__Given task__
Copy the records below exactly as they appear.

[START Provided records]

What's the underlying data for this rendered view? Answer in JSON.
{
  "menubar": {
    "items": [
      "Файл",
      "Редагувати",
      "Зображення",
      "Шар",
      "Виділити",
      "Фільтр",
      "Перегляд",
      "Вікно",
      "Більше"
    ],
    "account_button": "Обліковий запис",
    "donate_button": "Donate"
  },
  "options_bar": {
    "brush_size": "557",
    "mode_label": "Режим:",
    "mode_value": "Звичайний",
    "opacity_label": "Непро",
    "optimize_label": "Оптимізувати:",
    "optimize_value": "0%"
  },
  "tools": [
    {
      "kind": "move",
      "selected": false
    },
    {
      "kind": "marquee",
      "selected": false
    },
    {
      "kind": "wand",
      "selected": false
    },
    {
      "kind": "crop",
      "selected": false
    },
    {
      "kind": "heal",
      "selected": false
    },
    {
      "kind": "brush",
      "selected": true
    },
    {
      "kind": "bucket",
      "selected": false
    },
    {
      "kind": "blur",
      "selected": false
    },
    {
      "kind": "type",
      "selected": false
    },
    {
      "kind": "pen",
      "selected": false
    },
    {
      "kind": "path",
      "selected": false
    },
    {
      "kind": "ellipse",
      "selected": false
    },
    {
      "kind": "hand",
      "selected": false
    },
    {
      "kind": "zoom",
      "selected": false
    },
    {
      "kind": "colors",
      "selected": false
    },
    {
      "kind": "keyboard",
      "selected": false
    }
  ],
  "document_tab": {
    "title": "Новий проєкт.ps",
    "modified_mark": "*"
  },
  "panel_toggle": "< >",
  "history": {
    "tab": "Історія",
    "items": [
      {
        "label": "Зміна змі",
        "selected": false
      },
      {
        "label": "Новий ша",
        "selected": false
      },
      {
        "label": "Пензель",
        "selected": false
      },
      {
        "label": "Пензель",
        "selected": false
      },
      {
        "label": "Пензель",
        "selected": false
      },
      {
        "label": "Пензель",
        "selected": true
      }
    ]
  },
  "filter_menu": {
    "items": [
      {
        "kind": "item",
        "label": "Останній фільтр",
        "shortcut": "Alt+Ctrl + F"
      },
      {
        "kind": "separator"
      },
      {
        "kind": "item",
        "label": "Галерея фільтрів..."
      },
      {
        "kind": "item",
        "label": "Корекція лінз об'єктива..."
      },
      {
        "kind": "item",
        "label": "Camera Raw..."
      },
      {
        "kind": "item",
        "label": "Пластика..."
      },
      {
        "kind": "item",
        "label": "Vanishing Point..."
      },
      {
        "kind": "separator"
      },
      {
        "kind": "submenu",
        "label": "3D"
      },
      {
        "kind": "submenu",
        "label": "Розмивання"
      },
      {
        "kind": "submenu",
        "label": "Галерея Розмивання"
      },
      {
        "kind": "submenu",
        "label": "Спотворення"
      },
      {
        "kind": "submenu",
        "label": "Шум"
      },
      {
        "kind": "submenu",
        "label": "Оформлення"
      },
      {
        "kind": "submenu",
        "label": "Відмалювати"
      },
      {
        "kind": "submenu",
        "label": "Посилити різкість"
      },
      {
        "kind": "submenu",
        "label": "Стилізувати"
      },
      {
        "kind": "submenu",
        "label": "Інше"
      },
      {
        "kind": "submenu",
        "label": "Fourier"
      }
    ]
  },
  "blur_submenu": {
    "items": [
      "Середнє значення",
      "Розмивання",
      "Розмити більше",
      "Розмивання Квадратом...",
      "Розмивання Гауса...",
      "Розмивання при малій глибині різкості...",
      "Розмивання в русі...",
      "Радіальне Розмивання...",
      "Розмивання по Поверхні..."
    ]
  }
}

[END Provided records]

__Exercise solution__
What's the underlying data for this rendered view? Answer in JSON.
{
  "menubar": {
    "items": [
      "Файл",
      "Редагувати",
      "Зображення",
      "Шар",
      "Виділити",
      "Фільтр",
      "Перегляд",
      "Вікно",
      "Більше"
    ],
    "account_button": "Обліковий запис",
    "donate_button": "Donate"
  },
  "options_bar": {
    "brush_size": "557",
    "mode_label": "Режим:",
    "mode_value": "Звичайний",
    "opacity_label": "Непро",
    "optimize_label": "Оптимізувати:",
    "optimize_value": "0%"
  },
  "tools": [
    {
      "kind": "move",
      "selected": false
    },
    {
      "kind": "marquee",
      "selected": false
    },
    {
      "kind": "wand",
      "selected": false
    },
    {
      "kind": "crop",
      "selected": false
    },
    {
      "kind": "heal",
      "selected": false
    },
    {
      "kind": "brush",
      "selected": true
    },
    {
      "kind": "bucket",
      "selected": false
    },
    {
      "kind": "blur",
      "selected": false
    },
    {
      "kind": "type",
      "selected": false
    },
    {
      "kind": "pen",
      "selected": false
    },
    {
      "kind": "path",
      "selected": false
    },
    {
      "kind": "ellipse",
      "selected": false
    },
    {
      "kind": "hand",
      "selected": false
    },
    {
      "kind": "zoom",
      "selected": false
    },
    {
      "kind": "colors",
      "selected": false
    },
    {
      "kind": "keyboard",
      "selected": false
    }
  ],
  "document_tab": {
    "title": "Новий проєкт.ps",
    "modified_mark": "*"
  },
  "panel_toggle": "< >",
  "history": {
    "tab": "Історія",
    "items": [
      {
        "label": "Зміна змі",
        "selected": false
      },
      {
        "label": "Новий ша",
        "selected": false
      },
      {
        "label": "Пензель",
        "selected": false
      },
      {
        "label": "Пензель",
        "selected": false
      },
      {
        "label": "Пензель",
        "selected": false
      },
      {
        "label": "Пензель",
        "selected": true
      }
    ]
  },
  "filter_menu": {
    "items": [
      {
        "kind": "item",
        "label": "Останній фільтр",
        "shortcut": "Alt+Ctrl + F"
      },
      {
        "kind": "separator"
      },
      {
        "kind": "item",
        "label": "Галерея фільтрів..."
      },
      {
        "kind": "item",
        "label": "Корекція лінз об'єктива..."
      },
      {
        "kind": "item",
        "label": "Camera Raw..."
      },
      {
        "kind": "item",
        "label": "Пластика..."
      },
      {
        "kind": "item",
        "label": "Vanishing Point..."
      },
      {
        "kind": "separator"
      },
      {
        "kind": "submenu",
        "label": "3D"
      },
      {
        "kind": "submenu",
        "label": "Розмивання"
      },
      {
        "kind": "submenu",
        "label": "Галерея Розмивання"
      },
      {
        "kind": "submenu",
        "label": "Спотворення"
      },
      {
        "kind": "submenu",
        "label": "Шум"
      },
      {
        "kind": "submenu",
        "label": "Оформлення"
      },
      {
        "kind": "submenu",
        "label": "Відмалювати"
      },
      {
        "kind": "submenu",
        "label": "Посилити різкість"
      },
      {
        "kind": "submenu",
        "label": "Стилізувати"
      },
      {
        "kind": "submenu",
        "label": "Інше"
      },
      {
        "kind": "submenu",
        "label": "Fourier"
      }
    ]
  },
  "blur_submenu": {
    "items": [
      "Середнє значення",
      "Розмивання",
      "Розмити більше",
      "Розмивання Квадратом...",
      "Розмивання Гауса...",
      "Розмивання при малій глибині різкості...",
      "Розмивання в русі...",
      "Радіальне Розмивання...",
      "Розмивання по Поверхні..."
    ]
  }
}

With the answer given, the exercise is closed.